This package optimizes muti-step model selection strategies in the context of multiple-step-ahead multivariate pseudo-periodic time series forecasting. The core method, MaDyMoS (Multiple-step-ahead Dynamic Model Selection), uses observations about the past local performance of each model to issue a model selection strategy running on the whole prediction horizon. As new observations become available, the model is able to update the current model selection strategy in an online way, and as such, is designed for fine-grained and reactive management of complex dynamical systems.
The typical application scenario is the following:
-
We have at our disposal several predictors operating on exogenous variables.
-
Exogenous variables are a mix of non-noisy analytical features (such as the time of day, the solar elevation ...), and of noisy/erroneous features (such as weather forecasts).
-
Noisy features are updated at the beginning of each period, for a defined time horizon running up to several periods ahead, as shown in the figure below.
In this context, our goal is to produce a model selection strategy, that runs from the current time till the end of the prediction horizon (or the end of the current period, depending on what is needed).
To support the experiments of the paper "Multiple-step-ahead Dynamic Model Selection", we provide 4 datasets belonging to 4 different application domains. These datasets are provided so that the reproducibility of the approach described in the paper can be assessed. They cannot be used for any other purpose while the paper isn't published.
A dataset containing 2 years of demand in a bike sharing network with a sampling rate of 1 hour. The value to predict is the total number of bike rentals. There are 14 exogenous variables corresponding to weather forecasts and calendar data.
A solar irradiance dataset containing 3 years of data with a sampling rate of 30 minutes. The value to predict is the Global Horizontal Irradiance (Watts per square meter). There are 10 exogenous features which are a mix of calendar data, and day-ahead weather forecasts.

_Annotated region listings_

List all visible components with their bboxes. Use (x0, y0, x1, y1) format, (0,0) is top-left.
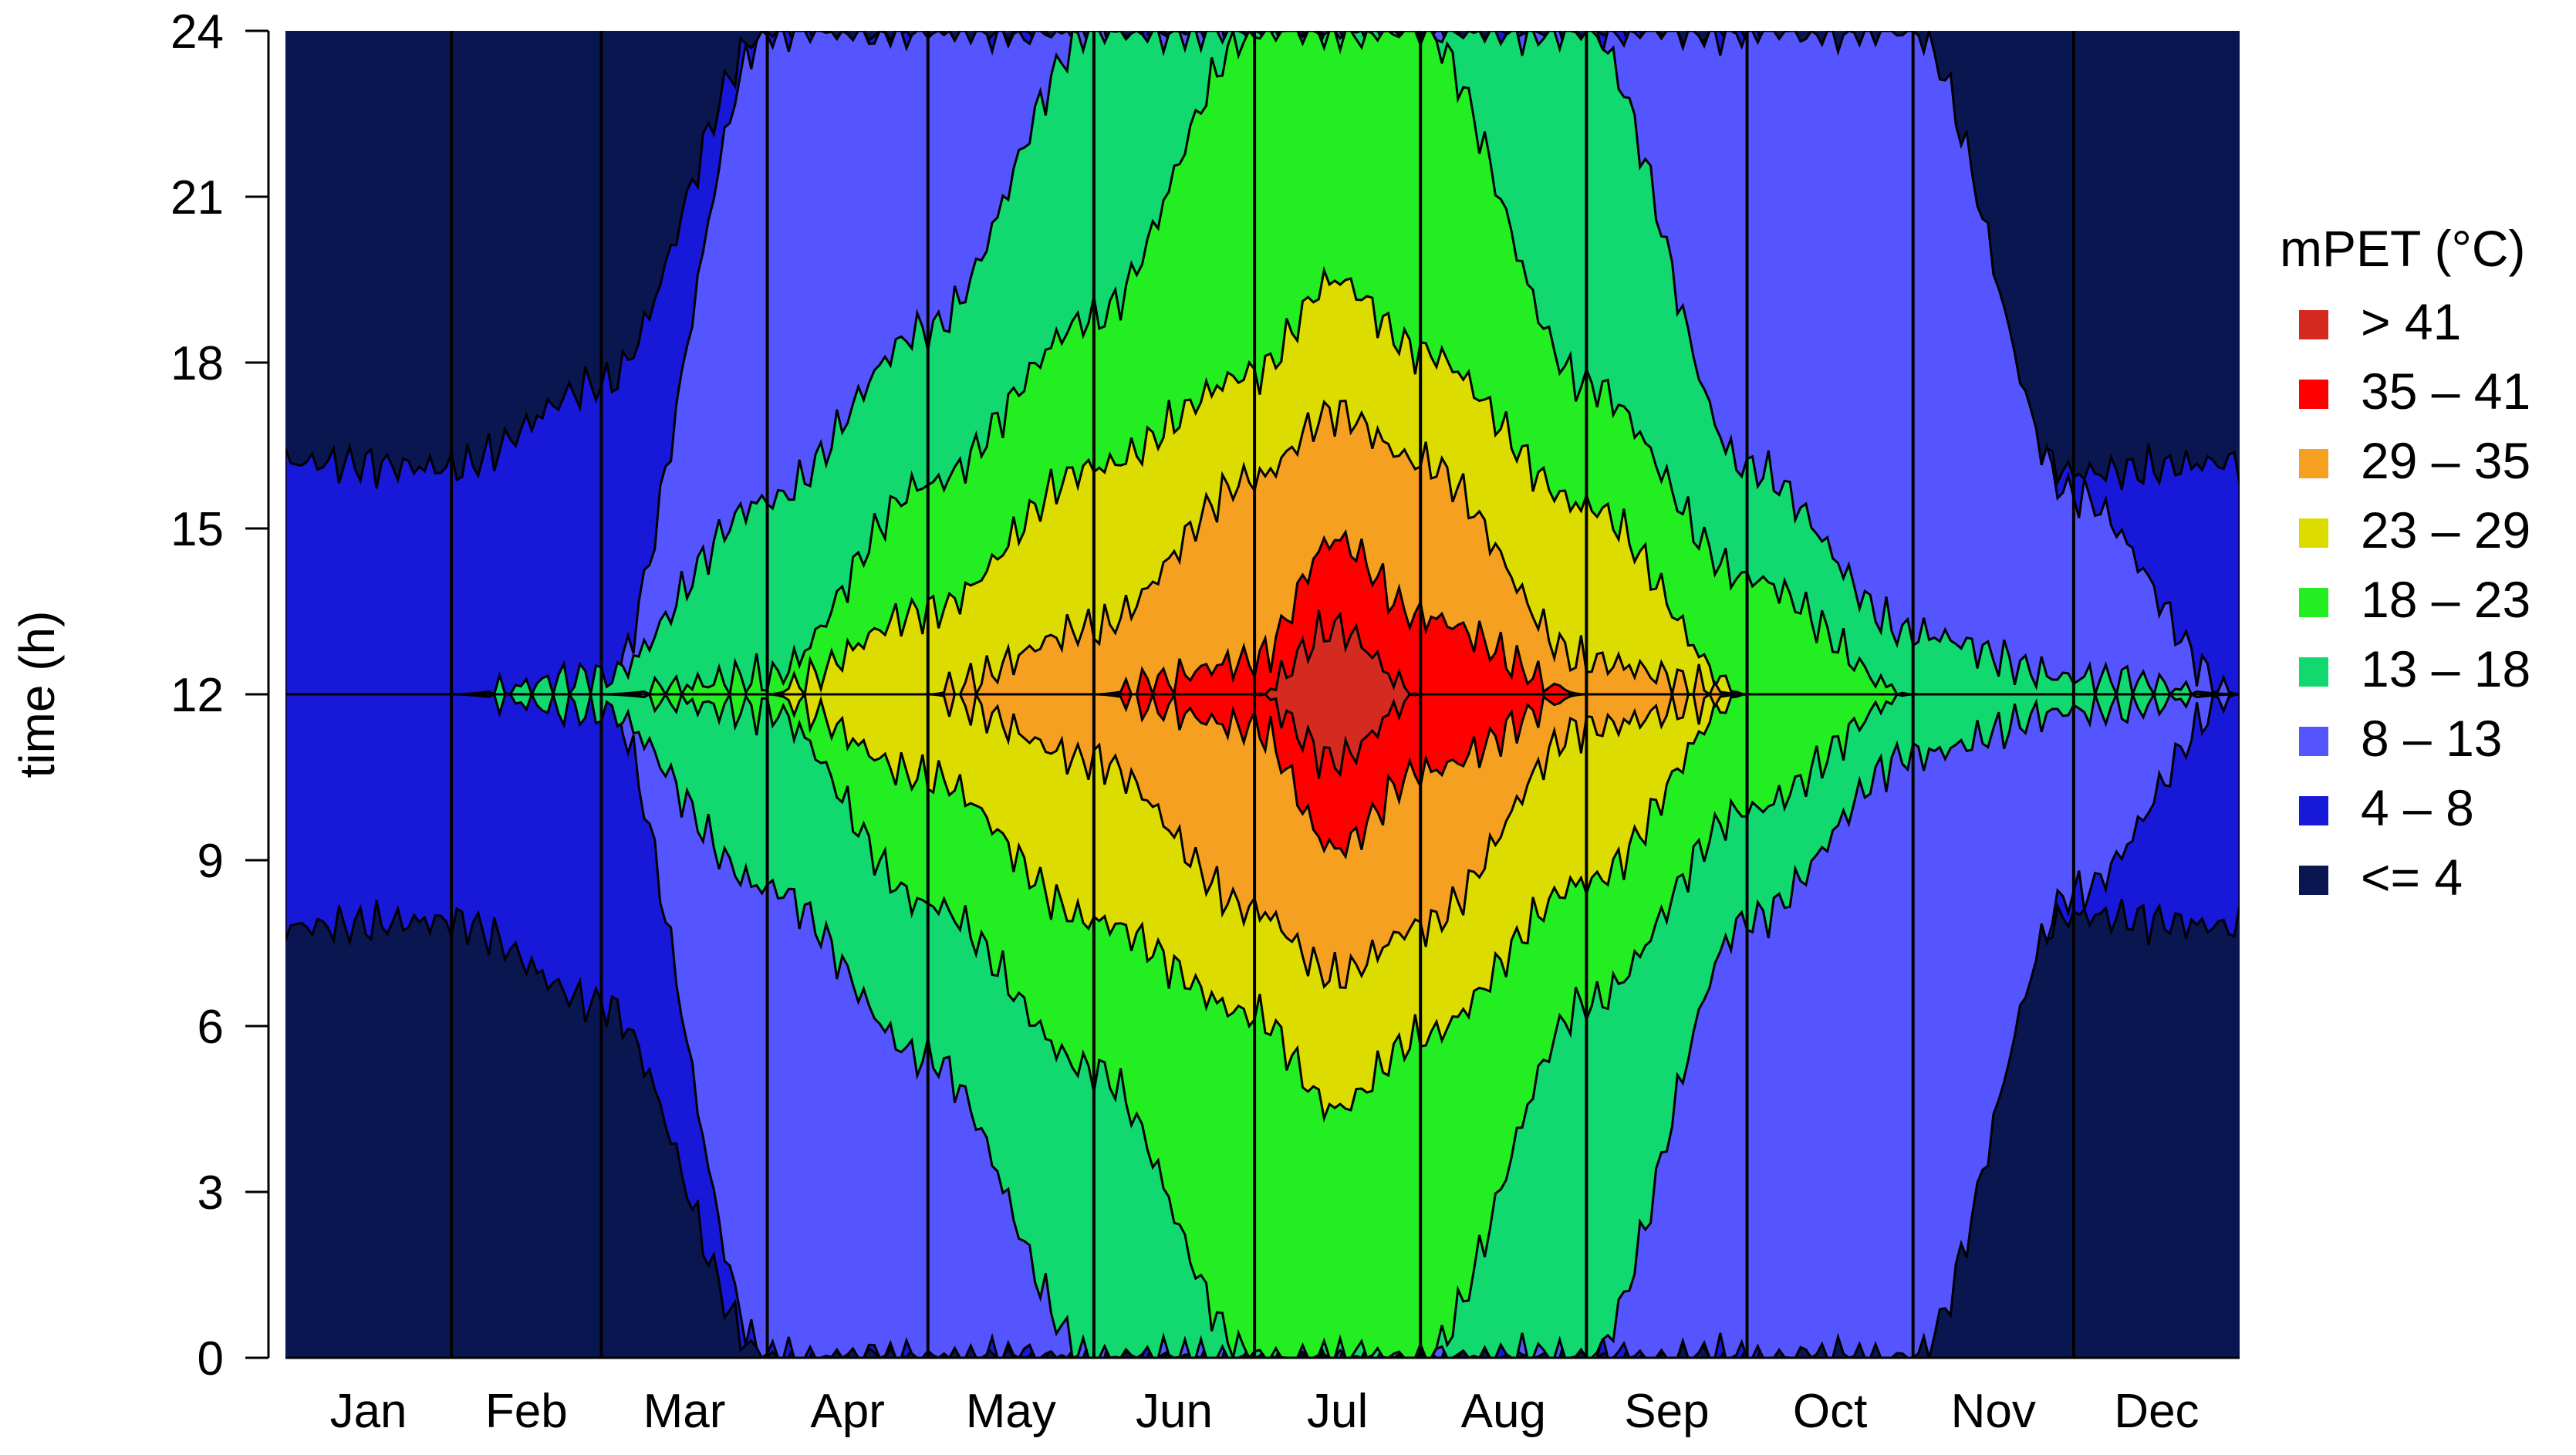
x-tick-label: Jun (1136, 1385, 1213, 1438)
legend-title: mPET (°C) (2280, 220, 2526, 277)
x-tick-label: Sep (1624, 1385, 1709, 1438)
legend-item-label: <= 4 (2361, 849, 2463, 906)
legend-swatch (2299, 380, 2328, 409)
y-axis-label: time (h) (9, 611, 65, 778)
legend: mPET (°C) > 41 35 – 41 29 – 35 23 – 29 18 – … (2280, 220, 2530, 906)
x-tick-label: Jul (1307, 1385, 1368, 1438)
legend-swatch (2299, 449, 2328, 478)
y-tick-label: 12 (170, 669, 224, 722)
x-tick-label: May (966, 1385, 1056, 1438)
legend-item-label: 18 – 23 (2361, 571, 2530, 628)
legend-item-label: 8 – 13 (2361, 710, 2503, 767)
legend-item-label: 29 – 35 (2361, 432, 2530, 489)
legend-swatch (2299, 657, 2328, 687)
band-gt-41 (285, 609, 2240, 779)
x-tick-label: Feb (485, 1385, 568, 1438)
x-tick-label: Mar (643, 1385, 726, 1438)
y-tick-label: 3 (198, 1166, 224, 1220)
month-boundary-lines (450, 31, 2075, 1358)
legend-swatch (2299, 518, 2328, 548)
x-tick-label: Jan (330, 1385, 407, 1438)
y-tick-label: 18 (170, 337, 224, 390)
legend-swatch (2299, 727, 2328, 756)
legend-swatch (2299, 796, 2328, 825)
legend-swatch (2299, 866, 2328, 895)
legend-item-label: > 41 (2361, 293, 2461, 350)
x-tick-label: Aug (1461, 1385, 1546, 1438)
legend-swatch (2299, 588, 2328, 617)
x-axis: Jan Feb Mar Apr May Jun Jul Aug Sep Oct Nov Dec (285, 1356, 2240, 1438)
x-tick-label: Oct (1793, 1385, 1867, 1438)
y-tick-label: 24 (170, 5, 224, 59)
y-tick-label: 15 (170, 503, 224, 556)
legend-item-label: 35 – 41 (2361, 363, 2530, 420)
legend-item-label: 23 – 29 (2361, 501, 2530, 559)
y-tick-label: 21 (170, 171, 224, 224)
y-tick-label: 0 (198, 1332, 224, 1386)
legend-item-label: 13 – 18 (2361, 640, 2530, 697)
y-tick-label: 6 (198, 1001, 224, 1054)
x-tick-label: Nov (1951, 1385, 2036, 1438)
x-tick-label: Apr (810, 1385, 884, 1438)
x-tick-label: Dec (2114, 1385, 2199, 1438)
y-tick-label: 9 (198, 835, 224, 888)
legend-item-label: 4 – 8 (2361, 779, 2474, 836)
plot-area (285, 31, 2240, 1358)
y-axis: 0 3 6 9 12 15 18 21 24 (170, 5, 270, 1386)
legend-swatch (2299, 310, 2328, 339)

_Requests_
• a. Copy the MaDyMoS description word for word from "To support the" to "paper isn't published.".
• b. Pick up the MaDyMoS description after its last sentence and continue it.

_Answers in order_
• a.
To support the experiments of the paper "Multiple-step-ahead Dynamic Model Selection", we provide 4 datasets belonging to 4 different application domains. These datasets are provided so that the reproducibility of the approach described in the paper can be assessed. They cannot be used for any other purpose while the paper isn't published.

• b.
A dataset containing 4 years of electrical load over the territory of France with a sampling rate of 30 minutes. The value to predict is the electrical load (in MegaWatts). There are 21 exogenous features which are a mix of calendar data, day-ahead weather forecasts, and engineered features.
A dataset containing 3.5 years of air quality measures in the metro with a sampling rate of 1 hour. The value to predict is the air concentration in CO2 (parts-per-million -- ppm). There are 8 exogenous features corresponding to weather forecasts and calendar data.
To use the package, go to the source folder, and, first, install the package "modelselect" implementing the MaDyMoS method described in the paper (requires RcppArmadillo). Other packages are required as well to train the predictors, and perform tests.
install.packages(pkgs=c("xgboost", "mgcv", "foreach", "abind"))
install.packages("RcppArmadillo") # the MaDyMoS procedure is coded in RcppArmadillo, a templated C++ linear algebra library by Conrad Sanderson.
install.packages(pkgs="./modelselect/", repos=NULL)
Linux users can install the package "doMC" which allows to parellize the training and testing of models.
install.packages("doMC")
An example script example_use.R can be run that summarizes all the above tests - from model training to model prediction and selection. This example showcases the gain in performance brought by using our model selection algorithm, compared to simple ensembling/model selection approaches (such as prediction averaging and cross validation) commonly used to aggregate several models:
source('example_use.R')